● Data entries

***

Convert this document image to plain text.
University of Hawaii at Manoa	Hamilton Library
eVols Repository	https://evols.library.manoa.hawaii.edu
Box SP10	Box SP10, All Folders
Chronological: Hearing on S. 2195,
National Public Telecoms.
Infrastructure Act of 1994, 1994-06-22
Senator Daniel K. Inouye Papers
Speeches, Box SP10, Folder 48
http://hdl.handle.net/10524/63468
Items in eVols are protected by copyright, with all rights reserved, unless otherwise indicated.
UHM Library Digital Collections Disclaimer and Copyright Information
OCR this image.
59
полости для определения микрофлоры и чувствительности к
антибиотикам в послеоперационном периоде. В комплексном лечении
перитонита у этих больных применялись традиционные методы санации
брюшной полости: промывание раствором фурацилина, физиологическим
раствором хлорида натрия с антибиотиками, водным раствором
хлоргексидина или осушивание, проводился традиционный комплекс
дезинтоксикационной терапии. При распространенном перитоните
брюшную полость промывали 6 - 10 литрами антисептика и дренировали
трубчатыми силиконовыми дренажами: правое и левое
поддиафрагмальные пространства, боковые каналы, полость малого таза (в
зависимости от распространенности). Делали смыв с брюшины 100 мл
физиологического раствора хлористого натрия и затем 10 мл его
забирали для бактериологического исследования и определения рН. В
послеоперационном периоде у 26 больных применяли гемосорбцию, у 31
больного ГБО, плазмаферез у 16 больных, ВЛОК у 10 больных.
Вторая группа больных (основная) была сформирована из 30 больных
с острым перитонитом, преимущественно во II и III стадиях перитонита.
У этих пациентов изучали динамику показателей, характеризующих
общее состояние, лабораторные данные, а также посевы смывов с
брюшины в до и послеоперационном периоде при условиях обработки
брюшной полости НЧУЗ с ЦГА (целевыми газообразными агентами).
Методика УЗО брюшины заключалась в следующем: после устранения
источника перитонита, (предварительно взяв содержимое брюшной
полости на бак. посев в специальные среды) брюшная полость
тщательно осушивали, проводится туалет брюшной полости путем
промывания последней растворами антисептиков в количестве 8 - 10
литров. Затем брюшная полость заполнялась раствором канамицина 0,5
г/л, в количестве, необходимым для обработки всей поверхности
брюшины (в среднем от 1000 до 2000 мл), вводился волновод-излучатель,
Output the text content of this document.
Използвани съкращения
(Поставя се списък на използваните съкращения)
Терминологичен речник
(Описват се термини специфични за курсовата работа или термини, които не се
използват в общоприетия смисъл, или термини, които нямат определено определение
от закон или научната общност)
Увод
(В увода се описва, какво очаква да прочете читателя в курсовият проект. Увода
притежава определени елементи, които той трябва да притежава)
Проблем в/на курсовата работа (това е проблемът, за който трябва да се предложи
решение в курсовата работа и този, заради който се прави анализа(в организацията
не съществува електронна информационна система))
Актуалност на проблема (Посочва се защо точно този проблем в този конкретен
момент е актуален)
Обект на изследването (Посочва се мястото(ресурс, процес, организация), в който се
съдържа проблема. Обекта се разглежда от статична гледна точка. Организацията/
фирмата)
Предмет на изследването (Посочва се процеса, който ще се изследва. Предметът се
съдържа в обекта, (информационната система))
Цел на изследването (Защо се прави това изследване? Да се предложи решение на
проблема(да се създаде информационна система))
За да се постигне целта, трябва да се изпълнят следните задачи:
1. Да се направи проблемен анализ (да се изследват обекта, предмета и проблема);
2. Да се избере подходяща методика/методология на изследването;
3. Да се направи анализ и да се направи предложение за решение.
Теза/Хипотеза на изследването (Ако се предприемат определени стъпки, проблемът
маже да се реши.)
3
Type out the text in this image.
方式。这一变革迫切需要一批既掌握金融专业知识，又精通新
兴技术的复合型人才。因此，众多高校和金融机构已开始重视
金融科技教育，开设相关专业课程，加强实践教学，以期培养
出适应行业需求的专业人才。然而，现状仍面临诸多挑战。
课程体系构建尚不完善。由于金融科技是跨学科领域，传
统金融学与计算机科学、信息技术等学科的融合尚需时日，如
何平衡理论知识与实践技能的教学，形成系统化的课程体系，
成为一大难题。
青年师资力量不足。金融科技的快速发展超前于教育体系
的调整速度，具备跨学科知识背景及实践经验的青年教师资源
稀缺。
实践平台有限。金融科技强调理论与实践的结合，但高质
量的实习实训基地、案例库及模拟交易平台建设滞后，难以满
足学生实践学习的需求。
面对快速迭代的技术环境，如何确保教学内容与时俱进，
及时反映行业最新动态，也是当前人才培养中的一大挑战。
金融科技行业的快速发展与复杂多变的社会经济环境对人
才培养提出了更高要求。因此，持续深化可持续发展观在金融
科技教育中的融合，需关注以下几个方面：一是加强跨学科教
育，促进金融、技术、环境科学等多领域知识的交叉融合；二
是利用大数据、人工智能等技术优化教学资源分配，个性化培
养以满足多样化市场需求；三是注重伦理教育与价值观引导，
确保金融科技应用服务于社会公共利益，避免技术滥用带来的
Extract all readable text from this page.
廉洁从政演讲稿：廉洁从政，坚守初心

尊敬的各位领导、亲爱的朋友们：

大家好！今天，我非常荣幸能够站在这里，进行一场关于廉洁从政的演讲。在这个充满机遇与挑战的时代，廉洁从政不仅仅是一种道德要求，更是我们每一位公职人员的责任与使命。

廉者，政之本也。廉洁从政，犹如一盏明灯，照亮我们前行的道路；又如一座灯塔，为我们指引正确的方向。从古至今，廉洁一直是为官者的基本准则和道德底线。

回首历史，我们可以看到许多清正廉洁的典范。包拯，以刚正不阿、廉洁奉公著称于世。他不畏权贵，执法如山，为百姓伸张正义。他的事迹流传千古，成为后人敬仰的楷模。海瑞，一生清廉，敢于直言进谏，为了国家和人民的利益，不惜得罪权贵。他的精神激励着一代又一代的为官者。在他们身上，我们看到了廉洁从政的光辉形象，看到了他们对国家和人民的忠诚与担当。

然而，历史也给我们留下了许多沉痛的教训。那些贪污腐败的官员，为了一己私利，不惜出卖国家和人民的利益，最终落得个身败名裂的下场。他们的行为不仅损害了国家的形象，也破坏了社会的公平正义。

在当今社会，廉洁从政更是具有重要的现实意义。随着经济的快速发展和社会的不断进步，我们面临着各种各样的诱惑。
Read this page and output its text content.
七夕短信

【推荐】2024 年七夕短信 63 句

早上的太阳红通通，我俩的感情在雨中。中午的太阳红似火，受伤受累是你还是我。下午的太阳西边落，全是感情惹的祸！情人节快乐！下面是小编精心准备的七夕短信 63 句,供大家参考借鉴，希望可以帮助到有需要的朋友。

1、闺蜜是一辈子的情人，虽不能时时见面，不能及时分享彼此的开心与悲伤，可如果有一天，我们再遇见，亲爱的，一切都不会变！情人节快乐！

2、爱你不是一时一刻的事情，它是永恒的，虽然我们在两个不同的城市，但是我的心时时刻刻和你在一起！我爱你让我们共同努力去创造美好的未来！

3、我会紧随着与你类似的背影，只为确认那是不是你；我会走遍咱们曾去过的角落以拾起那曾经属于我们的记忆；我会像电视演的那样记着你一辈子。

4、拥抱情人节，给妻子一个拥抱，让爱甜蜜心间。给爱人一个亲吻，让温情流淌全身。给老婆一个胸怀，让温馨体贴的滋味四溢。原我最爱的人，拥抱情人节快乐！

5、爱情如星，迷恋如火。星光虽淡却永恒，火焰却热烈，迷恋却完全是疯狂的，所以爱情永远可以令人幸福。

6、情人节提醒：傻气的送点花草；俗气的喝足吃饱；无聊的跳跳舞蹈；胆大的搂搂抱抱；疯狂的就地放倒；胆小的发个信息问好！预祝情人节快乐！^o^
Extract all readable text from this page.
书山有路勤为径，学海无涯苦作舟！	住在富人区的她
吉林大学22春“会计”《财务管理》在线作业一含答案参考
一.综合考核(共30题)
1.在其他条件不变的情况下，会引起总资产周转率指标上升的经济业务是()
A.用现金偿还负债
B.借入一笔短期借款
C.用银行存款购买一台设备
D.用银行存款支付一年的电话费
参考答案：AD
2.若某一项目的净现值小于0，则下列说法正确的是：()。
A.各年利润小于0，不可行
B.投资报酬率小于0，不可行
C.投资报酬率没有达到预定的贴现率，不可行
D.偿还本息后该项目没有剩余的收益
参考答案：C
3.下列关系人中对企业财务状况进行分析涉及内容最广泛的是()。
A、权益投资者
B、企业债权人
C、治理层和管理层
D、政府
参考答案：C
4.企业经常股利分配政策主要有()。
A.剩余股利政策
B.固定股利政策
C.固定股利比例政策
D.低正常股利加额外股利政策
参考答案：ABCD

***

● Problem details
Which lines hold the word "термини"? Return all of them from the records above.

● Solution
(Описват се термини специфични за курсовата работа или термини, които не се
използват в общоприетия смисъл, или термини, които нямат определено определение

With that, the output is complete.